● Your goal:
Using the data below, repeat all of it precisely.

---------- Record excerpts

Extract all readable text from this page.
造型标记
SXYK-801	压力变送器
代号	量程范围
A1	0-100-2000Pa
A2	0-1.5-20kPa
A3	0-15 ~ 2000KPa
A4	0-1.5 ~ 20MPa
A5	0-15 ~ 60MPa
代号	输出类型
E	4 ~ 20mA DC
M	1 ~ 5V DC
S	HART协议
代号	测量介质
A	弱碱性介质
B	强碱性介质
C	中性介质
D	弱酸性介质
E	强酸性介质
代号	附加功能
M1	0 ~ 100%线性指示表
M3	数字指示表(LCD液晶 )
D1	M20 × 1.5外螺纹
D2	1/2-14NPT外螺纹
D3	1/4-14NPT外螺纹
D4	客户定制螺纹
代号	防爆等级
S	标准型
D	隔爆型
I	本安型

--------------------

● Problem solution:
Extract all readable text from this page.
造型标记
SXYK-801	压力变送器
代号	量程范围
A1	0-100-2000Pa
A2	0-1.5-20kPa
A3	0-15 ~ 2000KPa
A4	0-1.5 ~ 20MPa
A5	0-15 ~ 60MPa
代号	输出类型
E	4 ~ 20mA DC
M	1 ~ 5V DC
S	HART协议
代号	测量介质
A	弱碱性介质
B	强碱性介质
C	中性介质
D	弱酸性介质
E	强酸性介质
代号	附加功能
M1	0 ~ 100%线性指示表
M3	数字指示表(LCD液晶 )
D1	M20 × 1.5外螺纹
D2	1/2-14NPT外螺纹
D3	1/4-14NPT外螺纹
D4	客户定制螺纹
代号	防爆等级
S	标准型
D	隔爆型
I	本安型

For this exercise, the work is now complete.